■ EXERCISE DIRECTIONS: Copy every line of the entries that includes the word "elementów".

■ DATA EXCERPTS:
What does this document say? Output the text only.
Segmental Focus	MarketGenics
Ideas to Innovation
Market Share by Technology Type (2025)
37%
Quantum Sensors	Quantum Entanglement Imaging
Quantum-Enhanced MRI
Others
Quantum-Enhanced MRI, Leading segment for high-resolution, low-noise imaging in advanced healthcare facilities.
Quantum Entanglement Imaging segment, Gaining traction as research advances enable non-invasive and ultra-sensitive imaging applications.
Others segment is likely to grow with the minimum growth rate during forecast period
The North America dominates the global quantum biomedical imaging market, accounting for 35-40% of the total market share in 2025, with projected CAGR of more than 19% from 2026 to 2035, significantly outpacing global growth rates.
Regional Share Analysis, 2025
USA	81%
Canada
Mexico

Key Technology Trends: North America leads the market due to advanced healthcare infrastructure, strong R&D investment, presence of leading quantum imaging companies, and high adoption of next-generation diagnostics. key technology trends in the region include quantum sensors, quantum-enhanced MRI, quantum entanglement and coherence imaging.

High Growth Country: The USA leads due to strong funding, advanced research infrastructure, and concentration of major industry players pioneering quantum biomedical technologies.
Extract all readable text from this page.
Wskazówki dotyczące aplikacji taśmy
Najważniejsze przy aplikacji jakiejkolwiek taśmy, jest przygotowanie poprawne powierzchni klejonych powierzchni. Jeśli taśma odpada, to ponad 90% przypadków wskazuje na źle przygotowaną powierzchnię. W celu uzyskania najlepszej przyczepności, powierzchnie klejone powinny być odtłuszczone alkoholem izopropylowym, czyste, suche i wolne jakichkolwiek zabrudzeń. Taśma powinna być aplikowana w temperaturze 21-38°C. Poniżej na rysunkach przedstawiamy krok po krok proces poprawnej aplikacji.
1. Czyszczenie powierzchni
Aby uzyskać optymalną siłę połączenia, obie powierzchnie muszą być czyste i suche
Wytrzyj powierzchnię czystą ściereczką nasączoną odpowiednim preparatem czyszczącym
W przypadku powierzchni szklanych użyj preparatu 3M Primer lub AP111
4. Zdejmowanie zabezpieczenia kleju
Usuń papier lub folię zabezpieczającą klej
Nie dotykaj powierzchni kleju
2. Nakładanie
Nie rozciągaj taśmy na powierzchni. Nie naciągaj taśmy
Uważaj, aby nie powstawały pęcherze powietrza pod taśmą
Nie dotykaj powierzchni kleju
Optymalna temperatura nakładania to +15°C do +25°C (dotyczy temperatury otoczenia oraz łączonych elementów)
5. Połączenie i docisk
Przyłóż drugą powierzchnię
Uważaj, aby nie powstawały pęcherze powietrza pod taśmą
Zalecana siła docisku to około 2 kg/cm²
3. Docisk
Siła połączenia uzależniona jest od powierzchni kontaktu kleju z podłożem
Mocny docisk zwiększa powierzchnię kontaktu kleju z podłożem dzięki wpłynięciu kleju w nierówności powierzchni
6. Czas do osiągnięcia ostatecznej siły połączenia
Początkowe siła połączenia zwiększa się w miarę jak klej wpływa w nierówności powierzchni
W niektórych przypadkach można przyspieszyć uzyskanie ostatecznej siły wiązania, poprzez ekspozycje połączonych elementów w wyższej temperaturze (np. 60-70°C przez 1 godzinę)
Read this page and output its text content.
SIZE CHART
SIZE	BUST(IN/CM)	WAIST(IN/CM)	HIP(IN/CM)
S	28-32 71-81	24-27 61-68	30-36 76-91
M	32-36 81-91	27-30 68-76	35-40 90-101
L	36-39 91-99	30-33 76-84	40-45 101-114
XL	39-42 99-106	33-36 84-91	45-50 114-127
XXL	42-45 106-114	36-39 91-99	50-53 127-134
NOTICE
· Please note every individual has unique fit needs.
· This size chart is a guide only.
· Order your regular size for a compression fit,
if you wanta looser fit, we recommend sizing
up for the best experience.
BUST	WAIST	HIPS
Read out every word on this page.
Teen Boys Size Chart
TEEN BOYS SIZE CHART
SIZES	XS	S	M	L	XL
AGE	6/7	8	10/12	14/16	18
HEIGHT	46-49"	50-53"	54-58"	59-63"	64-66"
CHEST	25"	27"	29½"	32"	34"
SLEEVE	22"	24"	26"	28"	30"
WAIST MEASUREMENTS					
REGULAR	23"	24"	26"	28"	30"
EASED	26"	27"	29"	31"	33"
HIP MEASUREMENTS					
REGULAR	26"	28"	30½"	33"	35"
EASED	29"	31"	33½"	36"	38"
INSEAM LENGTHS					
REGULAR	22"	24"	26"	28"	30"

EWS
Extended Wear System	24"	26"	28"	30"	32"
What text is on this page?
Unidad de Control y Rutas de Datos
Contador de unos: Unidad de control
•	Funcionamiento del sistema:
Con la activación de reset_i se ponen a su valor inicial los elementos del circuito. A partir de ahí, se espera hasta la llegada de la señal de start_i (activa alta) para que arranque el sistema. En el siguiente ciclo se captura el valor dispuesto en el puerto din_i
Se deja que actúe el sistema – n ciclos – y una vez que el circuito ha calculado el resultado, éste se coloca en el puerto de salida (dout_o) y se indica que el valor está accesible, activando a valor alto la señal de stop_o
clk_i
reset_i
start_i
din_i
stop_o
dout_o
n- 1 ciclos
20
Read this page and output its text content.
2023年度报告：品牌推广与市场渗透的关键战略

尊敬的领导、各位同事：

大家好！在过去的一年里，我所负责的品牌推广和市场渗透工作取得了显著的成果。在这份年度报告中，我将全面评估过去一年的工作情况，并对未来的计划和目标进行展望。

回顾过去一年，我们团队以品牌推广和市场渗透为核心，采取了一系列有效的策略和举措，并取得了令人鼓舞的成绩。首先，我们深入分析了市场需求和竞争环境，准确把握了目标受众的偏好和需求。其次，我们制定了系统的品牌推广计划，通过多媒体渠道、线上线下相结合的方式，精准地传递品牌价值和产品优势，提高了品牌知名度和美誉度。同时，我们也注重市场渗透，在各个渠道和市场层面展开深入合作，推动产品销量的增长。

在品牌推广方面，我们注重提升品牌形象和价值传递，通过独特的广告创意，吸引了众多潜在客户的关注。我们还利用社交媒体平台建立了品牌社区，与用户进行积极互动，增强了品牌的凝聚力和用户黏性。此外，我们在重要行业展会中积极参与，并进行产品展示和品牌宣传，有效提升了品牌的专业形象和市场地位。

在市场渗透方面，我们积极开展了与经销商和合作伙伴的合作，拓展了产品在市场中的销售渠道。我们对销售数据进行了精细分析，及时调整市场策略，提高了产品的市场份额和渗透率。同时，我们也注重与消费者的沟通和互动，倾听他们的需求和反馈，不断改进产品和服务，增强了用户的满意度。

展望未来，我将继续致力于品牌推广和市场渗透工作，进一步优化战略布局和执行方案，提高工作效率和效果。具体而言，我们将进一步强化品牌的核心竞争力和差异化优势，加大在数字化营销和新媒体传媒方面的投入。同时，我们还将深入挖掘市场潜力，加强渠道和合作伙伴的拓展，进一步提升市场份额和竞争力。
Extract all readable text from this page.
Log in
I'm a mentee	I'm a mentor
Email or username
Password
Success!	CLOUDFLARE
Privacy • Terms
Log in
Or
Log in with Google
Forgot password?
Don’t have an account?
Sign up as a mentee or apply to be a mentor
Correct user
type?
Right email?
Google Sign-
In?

■ OUTPUT FOR THIS TASK:
Optymalna temperatura nakładania to +15°C do +25°C (dotyczy temperatury otoczenia oraz łączonych elementów)
W niektórych przypadkach można przyspieszyć uzyskanie ostatecznej siły wiązania, poprzez ekspozycje połączonych elementów w wyższej temperaturze (np. 60-70°C przez 1 godzinę)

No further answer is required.